• **DATA LINES**
-----
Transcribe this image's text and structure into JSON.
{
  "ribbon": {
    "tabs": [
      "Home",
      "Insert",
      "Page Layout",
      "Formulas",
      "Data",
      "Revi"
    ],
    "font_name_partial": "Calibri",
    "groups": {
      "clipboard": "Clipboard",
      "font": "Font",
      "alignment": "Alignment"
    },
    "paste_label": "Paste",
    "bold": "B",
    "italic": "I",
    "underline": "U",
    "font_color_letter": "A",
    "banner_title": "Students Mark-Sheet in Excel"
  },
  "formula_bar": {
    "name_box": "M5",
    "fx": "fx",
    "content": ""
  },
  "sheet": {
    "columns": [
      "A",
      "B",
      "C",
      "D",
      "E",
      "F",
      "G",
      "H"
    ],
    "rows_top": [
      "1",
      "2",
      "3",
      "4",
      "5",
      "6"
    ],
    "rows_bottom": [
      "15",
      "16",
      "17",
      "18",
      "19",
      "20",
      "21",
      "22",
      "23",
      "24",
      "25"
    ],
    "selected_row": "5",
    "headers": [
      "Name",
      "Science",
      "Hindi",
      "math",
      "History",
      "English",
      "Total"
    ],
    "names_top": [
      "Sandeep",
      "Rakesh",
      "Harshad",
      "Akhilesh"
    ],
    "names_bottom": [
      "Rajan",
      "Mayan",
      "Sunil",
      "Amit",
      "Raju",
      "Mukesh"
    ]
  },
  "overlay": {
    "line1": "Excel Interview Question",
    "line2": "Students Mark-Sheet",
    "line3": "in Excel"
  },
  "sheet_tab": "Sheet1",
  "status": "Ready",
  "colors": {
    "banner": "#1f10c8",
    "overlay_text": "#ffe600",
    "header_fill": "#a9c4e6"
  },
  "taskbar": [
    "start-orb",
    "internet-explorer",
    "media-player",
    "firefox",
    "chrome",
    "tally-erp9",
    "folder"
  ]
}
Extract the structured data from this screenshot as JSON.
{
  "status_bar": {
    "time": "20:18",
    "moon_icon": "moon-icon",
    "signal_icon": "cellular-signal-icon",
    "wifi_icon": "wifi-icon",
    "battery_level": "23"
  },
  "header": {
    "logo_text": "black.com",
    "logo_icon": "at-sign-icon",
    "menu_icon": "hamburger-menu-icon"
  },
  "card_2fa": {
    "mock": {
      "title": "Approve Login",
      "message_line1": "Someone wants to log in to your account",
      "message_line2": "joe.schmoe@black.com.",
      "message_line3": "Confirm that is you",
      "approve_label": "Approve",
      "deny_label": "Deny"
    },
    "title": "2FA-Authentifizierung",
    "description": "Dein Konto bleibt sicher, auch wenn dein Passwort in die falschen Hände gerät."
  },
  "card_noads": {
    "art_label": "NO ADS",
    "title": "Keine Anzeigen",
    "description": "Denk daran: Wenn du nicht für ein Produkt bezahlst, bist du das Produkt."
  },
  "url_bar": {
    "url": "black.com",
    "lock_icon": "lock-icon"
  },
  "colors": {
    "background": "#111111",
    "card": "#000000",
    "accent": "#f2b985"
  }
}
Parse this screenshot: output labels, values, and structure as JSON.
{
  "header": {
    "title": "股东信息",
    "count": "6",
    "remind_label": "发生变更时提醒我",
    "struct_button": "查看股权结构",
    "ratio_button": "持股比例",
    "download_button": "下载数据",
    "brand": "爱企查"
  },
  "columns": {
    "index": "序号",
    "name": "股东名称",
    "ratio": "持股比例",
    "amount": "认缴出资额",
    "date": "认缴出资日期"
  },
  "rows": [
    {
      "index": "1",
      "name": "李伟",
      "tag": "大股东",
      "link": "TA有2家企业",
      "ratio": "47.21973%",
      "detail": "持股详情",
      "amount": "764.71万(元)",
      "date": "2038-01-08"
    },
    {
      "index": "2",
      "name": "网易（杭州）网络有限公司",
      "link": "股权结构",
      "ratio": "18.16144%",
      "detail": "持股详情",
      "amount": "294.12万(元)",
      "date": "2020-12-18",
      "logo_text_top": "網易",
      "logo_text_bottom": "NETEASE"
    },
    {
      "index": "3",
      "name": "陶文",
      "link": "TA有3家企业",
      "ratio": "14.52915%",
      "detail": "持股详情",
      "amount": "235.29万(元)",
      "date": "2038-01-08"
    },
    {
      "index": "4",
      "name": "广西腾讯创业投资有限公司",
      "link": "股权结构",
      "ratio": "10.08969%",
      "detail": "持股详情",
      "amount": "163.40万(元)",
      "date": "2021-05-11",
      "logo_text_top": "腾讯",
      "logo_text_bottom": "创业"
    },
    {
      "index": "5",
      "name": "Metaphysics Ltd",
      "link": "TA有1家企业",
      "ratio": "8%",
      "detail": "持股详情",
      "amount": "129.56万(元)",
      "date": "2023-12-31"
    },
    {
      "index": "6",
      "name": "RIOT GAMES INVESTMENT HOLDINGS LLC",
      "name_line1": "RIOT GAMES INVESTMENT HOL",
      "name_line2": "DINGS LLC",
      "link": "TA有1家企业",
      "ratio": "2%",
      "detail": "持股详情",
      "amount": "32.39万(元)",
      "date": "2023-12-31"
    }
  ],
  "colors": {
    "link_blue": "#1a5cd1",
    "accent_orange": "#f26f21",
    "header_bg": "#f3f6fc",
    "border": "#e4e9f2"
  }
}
-----
• **WHAT THE TASK REQUIRES**
Repeat the lines above exactly.

• **COMPLETED EXERCISE**
Transcribe this image's text and structure into JSON.
{
  "ribbon": {
    "tabs": [
      "Home",
      "Insert",
      "Page Layout",
      "Formulas",
      "Data",
      "Revi"
    ],
    "font_name_partial": "Calibri",
    "groups": {
      "clipboard": "Clipboard",
      "font": "Font",
      "alignment": "Alignment"
    },
    "paste_label": "Paste",
    "bold": "B",
    "italic": "I",
    "underline": "U",
    "font_color_letter": "A",
    "banner_title": "Students Mark-Sheet in Excel"
  },
  "formula_bar": {
    "name_box": "M5",
    "fx": "fx",
    "content": ""
  },
  "sheet": {
    "columns": [
      "A",
      "B",
      "C",
      "D",
      "E",
      "F",
      "G",
      "H"
    ],
    "rows_top": [
      "1",
      "2",
      "3",
      "4",
      "5",
      "6"
    ],
    "rows_bottom": [
      "15",
      "16",
      "17",
      "18",
      "19",
      "20",
      "21",
      "22",
      "23",
      "24",
      "25"
    ],
    "selected_row": "5",
    "headers": [
      "Name",
      "Science",
      "Hindi",
      "math",
      "History",
      "English",
      "Total"
    ],
    "names_top": [
      "Sandeep",
      "Rakesh",
      "Harshad",
      "Akhilesh"
    ],
    "names_bottom": [
      "Rajan",
      "Mayan",
      "Sunil",
      "Amit",
      "Raju",
      "Mukesh"
    ]
  },
  "overlay": {
    "line1": "Excel Interview Question",
    "line2": "Students Mark-Sheet",
    "line3": "in Excel"
  },
  "sheet_tab": "Sheet1",
  "status": "Ready",
  "colors": {
    "banner": "#1f10c8",
    "overlay_text": "#ffe600",
    "header_fill": "#a9c4e6"
  },
  "taskbar": [
    "start-orb",
    "internet-explorer",
    "media-player",
    "firefox",
    "chrome",
    "tally-erp9",
    "folder"
  ]
}
Extract the structured data from this screenshot as JSON.
{
  "status_bar": {
    "time": "20:18",
    "moon_icon": "moon-icon",
    "signal_icon": "cellular-signal-icon",
    "wifi_icon": "wifi-icon",
    "battery_level": "23"
  },
  "header": {
    "logo_text": "black.com",
    "logo_icon": "at-sign-icon",
    "menu_icon": "hamburger-menu-icon"
  },
  "card_2fa": {
    "mock": {
      "title": "Approve Login",
      "message_line1": "Someone wants to log in to your account",
      "message_line2": "joe.schmoe@black.com.",
      "message_line3": "Confirm that is you",
      "approve_label": "Approve",
      "deny_label": "Deny"
    },
    "title": "2FA-Authentifizierung",
    "description": "Dein Konto bleibt sicher, auch wenn dein Passwort in die falschen Hände gerät."
  },
  "card_noads": {
    "art_label": "NO ADS",
    "title": "Keine Anzeigen",
    "description": "Denk daran: Wenn du nicht für ein Produkt bezahlst, bist du das Produkt."
  },
  "url_bar": {
    "url": "black.com",
    "lock_icon": "lock-icon"
  },
  "colors": {
    "background": "#111111",
    "card": "#000000",
    "accent": "#f2b985"
  }
}
Parse this screenshot: output labels, values, and structure as JSON.
{
  "header": {
    "title": "股东信息",
    "count": "6",
    "remind_label": "发生变更时提醒我",
    "struct_button": "查看股权结构",
    "ratio_button": "持股比例",
    "download_button": "下载数据",
    "brand": "爱企查"
  },
  "columns": {
    "index": "序号",
    "name": "股东名称",
    "ratio": "持股比例",
    "amount": "认缴出资额",
    "date": "认缴出资日期"
  },
  "rows": [
    {
      "index": "1",
      "name": "李伟",
      "tag": "大股东",
      "link": "TA有2家企业",
      "ratio": "47.21973%",
      "detail": "持股详情",
      "amount": "764.71万(元)",
      "date": "2038-01-08"
    },
    {
      "index": "2",
      "name": "网易（杭州）网络有限公司",
      "link": "股权结构",
      "ratio": "18.16144%",
      "detail": "持股详情",
      "amount": "294.12万(元)",
      "date": "2020-12-18",
      "logo_text_top": "網易",
      "logo_text_bottom": "NETEASE"
    },
    {
      "index": "3",
      "name": "陶文",
      "link": "TA有3家企业",
      "ratio": "14.52915%",
      "detail": "持股详情",
      "amount": "235.29万(元)",
      "date": "2038-01-08"
    },
    {
      "index": "4",
      "name": "广西腾讯创业投资有限公司",
      "link": "股权结构",
      "ratio": "10.08969%",
      "detail": "持股详情",
      "amount": "163.40万(元)",
      "date": "2021-05-11",
      "logo_text_top": "腾讯",
      "logo_text_bottom": "创业"
    },
    {
      "index": "5",
      "name": "Metaphysics Ltd",
      "link": "TA有1家企业",
      "ratio": "8%",
      "detail": "持股详情",
      "amount": "129.56万(元)",
      "date": "2023-12-31"
    },
    {
      "index": "6",
      "name": "RIOT GAMES INVESTMENT HOLDINGS LLC",
      "name_line1": "RIOT GAMES INVESTMENT HOL",
      "name_line2": "DINGS LLC",
      "link": "TA有1家企业",
      "ratio": "2%",
      "detail": "持股详情",
      "amount": "32.39万(元)",
      "date": "2023-12-31"
    }
  ],
  "colors": {
    "link_blue": "#1a5cd1",
    "accent_orange": "#f26f21",
    "header_bg": "#f3f6fc",
    "border": "#e4e9f2"
  }
}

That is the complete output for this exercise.